Copy exactly the run of lines that begins at the line with "OCR this image." and ends at the final line of the entries.

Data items
········
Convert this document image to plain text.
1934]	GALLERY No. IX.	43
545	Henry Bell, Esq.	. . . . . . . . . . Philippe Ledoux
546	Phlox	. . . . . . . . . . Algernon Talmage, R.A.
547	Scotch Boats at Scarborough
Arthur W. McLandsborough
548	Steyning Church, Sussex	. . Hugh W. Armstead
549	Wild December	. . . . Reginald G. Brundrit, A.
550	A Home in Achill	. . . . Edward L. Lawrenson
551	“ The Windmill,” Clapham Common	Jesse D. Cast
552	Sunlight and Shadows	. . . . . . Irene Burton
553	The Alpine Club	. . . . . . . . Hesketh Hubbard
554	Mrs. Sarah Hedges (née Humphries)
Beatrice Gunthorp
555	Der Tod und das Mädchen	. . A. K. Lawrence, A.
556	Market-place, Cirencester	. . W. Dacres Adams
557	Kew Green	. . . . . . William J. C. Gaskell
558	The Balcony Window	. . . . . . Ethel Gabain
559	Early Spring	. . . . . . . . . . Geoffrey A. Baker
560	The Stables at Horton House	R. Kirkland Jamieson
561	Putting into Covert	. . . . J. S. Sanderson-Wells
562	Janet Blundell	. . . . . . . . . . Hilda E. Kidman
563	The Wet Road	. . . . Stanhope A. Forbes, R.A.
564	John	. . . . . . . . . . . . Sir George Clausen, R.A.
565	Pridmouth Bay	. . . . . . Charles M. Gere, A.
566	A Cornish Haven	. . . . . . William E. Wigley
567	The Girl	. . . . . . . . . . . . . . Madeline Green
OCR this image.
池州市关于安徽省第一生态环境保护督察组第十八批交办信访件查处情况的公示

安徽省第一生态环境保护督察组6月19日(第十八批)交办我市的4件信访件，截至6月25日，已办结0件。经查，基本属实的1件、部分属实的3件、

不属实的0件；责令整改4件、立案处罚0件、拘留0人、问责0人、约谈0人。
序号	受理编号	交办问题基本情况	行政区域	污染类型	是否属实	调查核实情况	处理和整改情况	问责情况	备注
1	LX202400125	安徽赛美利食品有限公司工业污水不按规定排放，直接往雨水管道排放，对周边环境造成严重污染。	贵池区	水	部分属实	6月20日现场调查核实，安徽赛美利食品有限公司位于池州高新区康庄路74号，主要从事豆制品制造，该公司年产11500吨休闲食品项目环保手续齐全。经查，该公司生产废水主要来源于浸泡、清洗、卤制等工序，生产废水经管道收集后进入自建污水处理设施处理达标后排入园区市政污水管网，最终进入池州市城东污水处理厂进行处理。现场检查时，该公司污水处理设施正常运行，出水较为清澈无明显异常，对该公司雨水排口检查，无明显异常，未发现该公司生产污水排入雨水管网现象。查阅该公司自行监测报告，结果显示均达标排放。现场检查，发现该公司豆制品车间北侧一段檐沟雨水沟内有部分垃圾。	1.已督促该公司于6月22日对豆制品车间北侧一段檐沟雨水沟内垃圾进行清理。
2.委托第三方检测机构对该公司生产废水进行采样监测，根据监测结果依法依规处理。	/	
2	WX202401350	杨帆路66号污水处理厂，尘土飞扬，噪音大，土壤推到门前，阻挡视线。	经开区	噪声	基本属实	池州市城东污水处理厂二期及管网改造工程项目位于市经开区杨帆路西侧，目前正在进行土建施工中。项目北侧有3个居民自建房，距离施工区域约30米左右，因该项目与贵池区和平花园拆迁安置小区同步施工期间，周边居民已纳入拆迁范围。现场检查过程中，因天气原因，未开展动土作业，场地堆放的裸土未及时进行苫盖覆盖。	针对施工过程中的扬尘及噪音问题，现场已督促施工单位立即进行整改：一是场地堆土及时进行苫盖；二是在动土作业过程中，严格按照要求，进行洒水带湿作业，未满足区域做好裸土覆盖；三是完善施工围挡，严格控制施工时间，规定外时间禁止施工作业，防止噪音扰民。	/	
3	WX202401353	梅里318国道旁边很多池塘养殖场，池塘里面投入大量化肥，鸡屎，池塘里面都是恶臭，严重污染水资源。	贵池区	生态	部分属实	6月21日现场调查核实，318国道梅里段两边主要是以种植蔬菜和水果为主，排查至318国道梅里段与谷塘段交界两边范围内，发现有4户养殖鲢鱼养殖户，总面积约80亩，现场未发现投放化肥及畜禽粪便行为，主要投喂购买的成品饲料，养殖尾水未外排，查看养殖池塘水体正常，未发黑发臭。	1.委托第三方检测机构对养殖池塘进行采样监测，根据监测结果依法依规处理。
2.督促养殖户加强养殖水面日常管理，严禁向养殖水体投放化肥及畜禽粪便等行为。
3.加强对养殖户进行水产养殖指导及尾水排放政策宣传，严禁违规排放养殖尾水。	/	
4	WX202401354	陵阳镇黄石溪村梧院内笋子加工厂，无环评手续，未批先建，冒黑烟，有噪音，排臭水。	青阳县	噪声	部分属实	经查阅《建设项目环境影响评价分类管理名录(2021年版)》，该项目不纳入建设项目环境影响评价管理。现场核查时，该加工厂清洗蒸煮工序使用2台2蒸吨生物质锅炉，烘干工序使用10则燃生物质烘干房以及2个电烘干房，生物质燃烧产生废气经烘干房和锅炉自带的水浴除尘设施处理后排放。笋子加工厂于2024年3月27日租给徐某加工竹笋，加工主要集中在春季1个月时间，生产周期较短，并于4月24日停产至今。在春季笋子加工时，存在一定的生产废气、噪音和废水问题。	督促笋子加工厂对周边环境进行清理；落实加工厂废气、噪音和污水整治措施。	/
········
(REPLY):
OCR this image.
池州市关于安徽省第一生态环境保护督察组第十八批交办信访件查处情况的公示

安徽省第一生态环境保护督察组6月19日(第十八批)交办我市的4件信访件，截至6月25日，已办结0件。经查，基本属实的1件、部分属实的3件、

不属实的0件；责令整改4件、立案处罚0件、拘留0人、问责0人、约谈0人。
序号	受理编号	交办问题基本情况	行政区域	污染类型	是否属实	调查核实情况	处理和整改情况	问责情况	备注
1	LX202400125	安徽赛美利食品有限公司工业污水不按规定排放，直接往雨水管道排放，对周边环境造成严重污染。	贵池区	水	部分属实	6月20日现场调查核实，安徽赛美利食品有限公司位于池州高新区康庄路74号，主要从事豆制品制造，该公司年产11500吨休闲食品项目环保手续齐全。经查，该公司生产废水主要来源于浸泡、清洗、卤制等工序，生产废水经管道收集后进入自建污水处理设施处理达标后排入园区市政污水管网，最终进入池州市城东污水处理厂进行处理。现场检查时，该公司污水处理设施正常运行，出水较为清澈无明显异常，对该公司雨水排口检查，无明显异常，未发现该公司生产污水排入雨水管网现象。查阅该公司自行监测报告，结果显示均达标排放。现场检查，发现该公司豆制品车间北侧一段檐沟雨水沟内有部分垃圾。	1.已督促该公司于6月22日对豆制品车间北侧一段檐沟雨水沟内垃圾进行清理。
2.委托第三方检测机构对该公司生产废水进行采样监测，根据监测结果依法依规处理。	/	
2	WX202401350	杨帆路66号污水处理厂，尘土飞扬，噪音大，土壤推到门前，阻挡视线。	经开区	噪声	基本属实	池州市城东污水处理厂二期及管网改造工程项目位于市经开区杨帆路西侧，目前正在进行土建施工中。项目北侧有3个居民自建房，距离施工区域约30米左右，因该项目与贵池区和平花园拆迁安置小区同步施工期间，周边居民已纳入拆迁范围。现场检查过程中，因天气原因，未开展动土作业，场地堆放的裸土未及时进行苫盖覆盖。	针对施工过程中的扬尘及噪音问题，现场已督促施工单位立即进行整改：一是场地堆土及时进行苫盖；二是在动土作业过程中，严格按照要求，进行洒水带湿作业，未满足区域做好裸土覆盖；三是完善施工围挡，严格控制施工时间，规定外时间禁止施工作业，防止噪音扰民。	/	
3	WX202401353	梅里318国道旁边很多池塘养殖场，池塘里面投入大量化肥，鸡屎，池塘里面都是恶臭，严重污染水资源。	贵池区	生态	部分属实	6月21日现场调查核实，318国道梅里段两边主要是以种植蔬菜和水果为主，排查至318国道梅里段与谷塘段交界两边范围内，发现有4户养殖鲢鱼养殖户，总面积约80亩，现场未发现投放化肥及畜禽粪便行为，主要投喂购买的成品饲料，养殖尾水未外排，查看养殖池塘水体正常，未发黑发臭。	1.委托第三方检测机构对养殖池塘进行采样监测，根据监测结果依法依规处理。
2.督促养殖户加强养殖水面日常管理，严禁向养殖水体投放化肥及畜禽粪便等行为。
3.加强对养殖户进行水产养殖指导及尾水排放政策宣传，严禁违规排放养殖尾水。	/	
4	WX202401354	陵阳镇黄石溪村梧院内笋子加工厂，无环评手续，未批先建，冒黑烟，有噪音，排臭水。	青阳县	噪声	部分属实	经查阅《建设项目环境影响评价分类管理名录(2021年版)》，该项目不纳入建设项目环境影响评价管理。现场核查时，该加工厂清洗蒸煮工序使用2台2蒸吨生物质锅炉，烘干工序使用10则燃生物质烘干房以及2个电烘干房，生物质燃烧产生废气经烘干房和锅炉自带的水浴除尘设施处理后排放。笋子加工厂于2024年3月27日租给徐某加工竹笋，加工主要集中在春季1个月时间，生产周期较短，并于4月24日停产至今。在春季笋子加工时，存在一定的生产废气、噪音和废水问题。	督促笋子加工厂对周边环境进行清理；落实加工厂废气、噪音和污水整治措施。	/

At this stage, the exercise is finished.